= Passage =

▽

Track Visits

Salesforce B2C Commerce enables you to track visits via B2C Commerce Analytics.

What Is a Visit?

A visit is the sum of one or more requests coming from a certain human user or a machine. These requests are distinguished by the session ID that was assigned to the user by B2C Commerce. All requests that share this session ID over a contiguous time period are grouped into a visit by B2C Commerce.

A session ID is a unique identifier that is passed by B2C Commerce to the requested client. The client must return this ID (mostly a cookie) to be able to browse the site in a contiguous manner. If the client doesn't pay attention to this ID, certain functionality isn't available, such as login and checkout.

If a client doesn't send a request for 30 minutes, the session is considered closed. Any request after this time is considered part of a new visit.

△

= Material shown =
▽

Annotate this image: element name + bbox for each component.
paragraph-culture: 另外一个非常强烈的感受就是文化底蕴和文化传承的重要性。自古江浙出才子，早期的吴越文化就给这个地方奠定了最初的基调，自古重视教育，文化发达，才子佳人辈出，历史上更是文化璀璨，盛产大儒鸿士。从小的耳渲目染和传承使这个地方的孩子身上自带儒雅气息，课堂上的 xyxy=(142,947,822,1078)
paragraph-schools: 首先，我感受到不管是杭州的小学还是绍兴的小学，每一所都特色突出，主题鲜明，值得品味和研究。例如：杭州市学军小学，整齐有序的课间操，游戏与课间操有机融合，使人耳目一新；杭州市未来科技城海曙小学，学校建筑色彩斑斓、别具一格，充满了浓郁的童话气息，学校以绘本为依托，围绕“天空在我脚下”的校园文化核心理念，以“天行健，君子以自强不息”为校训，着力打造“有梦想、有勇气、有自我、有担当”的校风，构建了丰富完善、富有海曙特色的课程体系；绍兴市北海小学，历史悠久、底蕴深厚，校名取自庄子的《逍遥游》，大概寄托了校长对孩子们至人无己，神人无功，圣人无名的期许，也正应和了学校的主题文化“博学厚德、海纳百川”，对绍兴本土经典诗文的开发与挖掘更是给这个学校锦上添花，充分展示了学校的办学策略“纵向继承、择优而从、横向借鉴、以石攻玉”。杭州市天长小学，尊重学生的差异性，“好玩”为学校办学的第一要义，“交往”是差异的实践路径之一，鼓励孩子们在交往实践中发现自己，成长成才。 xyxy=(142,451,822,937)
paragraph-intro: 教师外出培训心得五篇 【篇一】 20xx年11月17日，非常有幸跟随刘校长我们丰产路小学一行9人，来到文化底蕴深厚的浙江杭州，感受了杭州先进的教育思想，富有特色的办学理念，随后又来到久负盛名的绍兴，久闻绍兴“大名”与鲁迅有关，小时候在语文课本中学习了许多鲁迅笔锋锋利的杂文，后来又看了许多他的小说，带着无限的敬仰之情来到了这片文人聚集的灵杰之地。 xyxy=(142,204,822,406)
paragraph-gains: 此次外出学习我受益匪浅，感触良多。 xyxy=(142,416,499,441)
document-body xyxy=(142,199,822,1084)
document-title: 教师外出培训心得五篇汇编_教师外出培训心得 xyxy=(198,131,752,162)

△

= Activity 1 =
In the text on tracking visits, how long must a client go without sending a request before the session is considered closed?
= Activity 2 =
Write the next part of the text on tracking visits in B2C Commerce, picking up after its final sentence.
The records are separate material and are unrelated to the text on tracking visits.

= Answer area 1 =
30 minutes.

= Answer area 2 =
To distinguish human from machine, a set of predefined identifiers and IP addresses is used to filter the requests. B2C Commerce lists visits from robots/crawlers/spiders separately. All business calculations are done based on the determined real user visits. Definitions are updated regularly and on request by the customer.

Scenarios and Exceptions

Email clients: email clients often show previews of embedded or linked html content without executing any JavaScript or loading of third-party content such as tracking images. B2C Commerce counts these previews as visits.

Browser background fetching: some modern browsers are using read ahead techniques to improve the responsiveness of the browsing experience by loading web content before it's explicitly requested. For instance, Firefox often follows the first link in Google search results and fetches this website because it assumes that this site is of interest and the user might click the link. B2C Commerce counts this background loading as a visit.

Short Visits: a user followed a link to a B2C Commerce based website and closed the browser after seeing the first page or doesn't pay attention to the loaded content for more than 30 minutes with a still open browser. This means that the user isn't requesting any additional pages. B2C Commerce counts this as a visit and most other Analytics packages do the same.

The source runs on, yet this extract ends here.